[Your instructions]
Transcribe the records below exactly as they appear.

[Provided material]

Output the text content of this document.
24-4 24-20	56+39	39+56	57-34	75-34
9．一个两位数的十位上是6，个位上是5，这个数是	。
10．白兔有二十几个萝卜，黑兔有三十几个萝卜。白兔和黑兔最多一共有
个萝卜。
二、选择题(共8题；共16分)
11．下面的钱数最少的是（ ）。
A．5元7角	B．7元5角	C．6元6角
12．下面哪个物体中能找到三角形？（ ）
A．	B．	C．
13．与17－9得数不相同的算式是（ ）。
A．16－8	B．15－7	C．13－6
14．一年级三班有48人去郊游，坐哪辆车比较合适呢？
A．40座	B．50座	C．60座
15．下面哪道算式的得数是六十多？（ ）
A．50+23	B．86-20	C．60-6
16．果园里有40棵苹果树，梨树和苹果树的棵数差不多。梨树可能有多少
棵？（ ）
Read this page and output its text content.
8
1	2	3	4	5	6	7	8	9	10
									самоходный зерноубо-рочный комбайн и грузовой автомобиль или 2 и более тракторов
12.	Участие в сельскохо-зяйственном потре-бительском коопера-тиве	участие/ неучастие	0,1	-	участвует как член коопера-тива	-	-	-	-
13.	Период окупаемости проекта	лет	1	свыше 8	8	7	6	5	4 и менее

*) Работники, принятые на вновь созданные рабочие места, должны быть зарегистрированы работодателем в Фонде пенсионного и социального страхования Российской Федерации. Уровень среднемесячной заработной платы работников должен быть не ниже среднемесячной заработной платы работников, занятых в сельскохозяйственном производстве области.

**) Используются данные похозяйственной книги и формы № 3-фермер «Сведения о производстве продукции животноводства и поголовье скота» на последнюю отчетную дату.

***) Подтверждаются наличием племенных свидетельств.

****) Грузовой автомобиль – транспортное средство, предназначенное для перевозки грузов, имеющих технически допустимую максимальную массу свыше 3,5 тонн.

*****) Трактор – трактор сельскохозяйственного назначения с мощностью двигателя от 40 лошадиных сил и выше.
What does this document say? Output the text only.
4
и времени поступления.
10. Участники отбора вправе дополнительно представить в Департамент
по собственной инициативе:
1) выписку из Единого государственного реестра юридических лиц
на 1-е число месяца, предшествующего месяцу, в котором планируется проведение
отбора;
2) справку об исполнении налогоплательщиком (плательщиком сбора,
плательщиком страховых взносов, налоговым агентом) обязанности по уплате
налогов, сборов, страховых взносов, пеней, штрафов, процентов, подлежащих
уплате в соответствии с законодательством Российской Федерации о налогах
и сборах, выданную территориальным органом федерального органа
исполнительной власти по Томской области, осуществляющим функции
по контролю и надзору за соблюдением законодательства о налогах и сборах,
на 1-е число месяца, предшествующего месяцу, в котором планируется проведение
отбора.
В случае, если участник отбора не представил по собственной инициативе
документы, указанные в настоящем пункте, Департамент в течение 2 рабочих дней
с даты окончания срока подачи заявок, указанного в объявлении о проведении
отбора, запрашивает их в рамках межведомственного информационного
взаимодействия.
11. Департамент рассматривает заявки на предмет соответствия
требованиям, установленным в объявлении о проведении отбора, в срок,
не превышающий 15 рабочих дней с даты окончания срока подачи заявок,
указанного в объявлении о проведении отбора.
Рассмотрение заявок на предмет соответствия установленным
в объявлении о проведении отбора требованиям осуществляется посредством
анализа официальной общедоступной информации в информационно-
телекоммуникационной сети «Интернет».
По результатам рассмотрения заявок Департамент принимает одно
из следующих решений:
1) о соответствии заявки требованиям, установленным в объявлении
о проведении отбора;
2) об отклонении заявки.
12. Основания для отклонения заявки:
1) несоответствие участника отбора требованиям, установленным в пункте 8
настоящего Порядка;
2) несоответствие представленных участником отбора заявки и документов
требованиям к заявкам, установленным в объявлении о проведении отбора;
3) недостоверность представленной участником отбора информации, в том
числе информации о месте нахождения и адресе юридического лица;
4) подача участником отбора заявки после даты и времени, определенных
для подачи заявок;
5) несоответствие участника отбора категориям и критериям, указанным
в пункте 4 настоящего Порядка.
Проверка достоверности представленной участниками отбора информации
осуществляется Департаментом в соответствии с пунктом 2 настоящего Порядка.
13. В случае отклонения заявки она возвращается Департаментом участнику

[Solution for this problem]
Output the text content of this document.
24-4 24-20	56+39	39+56	57-34	75-34
9．一个两位数的十位上是6，个位上是5，这个数是	。
10．白兔有二十几个萝卜，黑兔有三十几个萝卜。白兔和黑兔最多一共有
个萝卜。
二、选择题(共8题；共16分)
11．下面的钱数最少的是（ ）。
A．5元7角	B．7元5角	C．6元6角
12．下面哪个物体中能找到三角形？（ ）
A．	B．	C．
13．与17－9得数不相同的算式是（ ）。
A．16－8	B．15－7	C．13－6
14．一年级三班有48人去郊游，坐哪辆车比较合适呢？
A．40座	B．50座	C．60座
15．下面哪道算式的得数是六十多？（ ）
A．50+23	B．86-20	C．60-6
16．果园里有40棵苹果树，梨树和苹果树的棵数差不多。梨树可能有多少
棵？（ ）
Read this page and output its text content.
8
1	2	3	4	5	6	7	8	9	10
									самоходный зерноубо-рочный комбайн и грузовой автомобиль или 2 и более тракторов
12.	Участие в сельскохо-зяйственном потре-бительском коопера-тиве	участие/ неучастие	0,1	-	участвует как член коопера-тива	-	-	-	-
13.	Период окупаемости проекта	лет	1	свыше 8	8	7	6	5	4 и менее

*) Работники, принятые на вновь созданные рабочие места, должны быть зарегистрированы работодателем в Фонде пенсионного и социального страхования Российской Федерации. Уровень среднемесячной заработной платы работников должен быть не ниже среднемесячной заработной платы работников, занятых в сельскохозяйственном производстве области.

**) Используются данные похозяйственной книги и формы № 3-фермер «Сведения о производстве продукции животноводства и поголовье скота» на последнюю отчетную дату.

***) Подтверждаются наличием племенных свидетельств.

****) Грузовой автомобиль – транспортное средство, предназначенное для перевозки грузов, имеющих технически допустимую максимальную массу свыше 3,5 тонн.

*****) Трактор – трактор сельскохозяйственного назначения с мощностью двигателя от 40 лошадиных сил и выше.
What does this document say? Output the text only.
4
и времени поступления.
10. Участники отбора вправе дополнительно представить в Департамент
по собственной инициативе:
1) выписку из Единого государственного реестра юридических лиц
на 1-е число месяца, предшествующего месяцу, в котором планируется проведение
отбора;
2) справку об исполнении налогоплательщиком (плательщиком сбора,
плательщиком страховых взносов, налоговым агентом) обязанности по уплате
налогов, сборов, страховых взносов, пеней, штрафов, процентов, подлежащих
уплате в соответствии с законодательством Российской Федерации о налогах
и сборах, выданную территориальным органом федерального органа
исполнительной власти по Томской области, осуществляющим функции
по контролю и надзору за соблюдением законодательства о налогах и сборах,
на 1-е число месяца, предшествующего месяцу, в котором планируется проведение
отбора.
В случае, если участник отбора не представил по собственной инициативе
документы, указанные в настоящем пункте, Департамент в течение 2 рабочих дней
с даты окончания срока подачи заявок, указанного в объявлении о проведении
отбора, запрашивает их в рамках межведомственного информационного
взаимодействия.
11. Департамент рассматривает заявки на предмет соответствия
требованиям, установленным в объявлении о проведении отбора, в срок,
не превышающий 15 рабочих дней с даты окончания срока подачи заявок,
указанного в объявлении о проведении отбора.
Рассмотрение заявок на предмет соответствия установленным
в объявлении о проведении отбора требованиям осуществляется посредством
анализа официальной общедоступной информации в информационно-
телекоммуникационной сети «Интернет».
По результатам рассмотрения заявок Департамент принимает одно
из следующих решений:
1) о соответствии заявки требованиям, установленным в объявлении
о проведении отбора;
2) об отклонении заявки.
12. Основания для отклонения заявки:
1) несоответствие участника отбора требованиям, установленным в пункте 8
настоящего Порядка;
2) несоответствие представленных участником отбора заявки и документов
требованиям к заявкам, установленным в объявлении о проведении отбора;
3) недостоверность представленной участником отбора информации, в том
числе информации о месте нахождения и адресе юридического лица;
4) подача участником отбора заявки после даты и времени, определенных
для подачи заявок;
5) несоответствие участника отбора категориям и критериям, указанным
в пункте 4 настоящего Порядка.
Проверка достоверности представленной участниками отбора информации
осуществляется Департаментом в соответствии с пунктом 2 настоящего Порядка.
13. В случае отклонения заявки она возвращается Департаментом участнику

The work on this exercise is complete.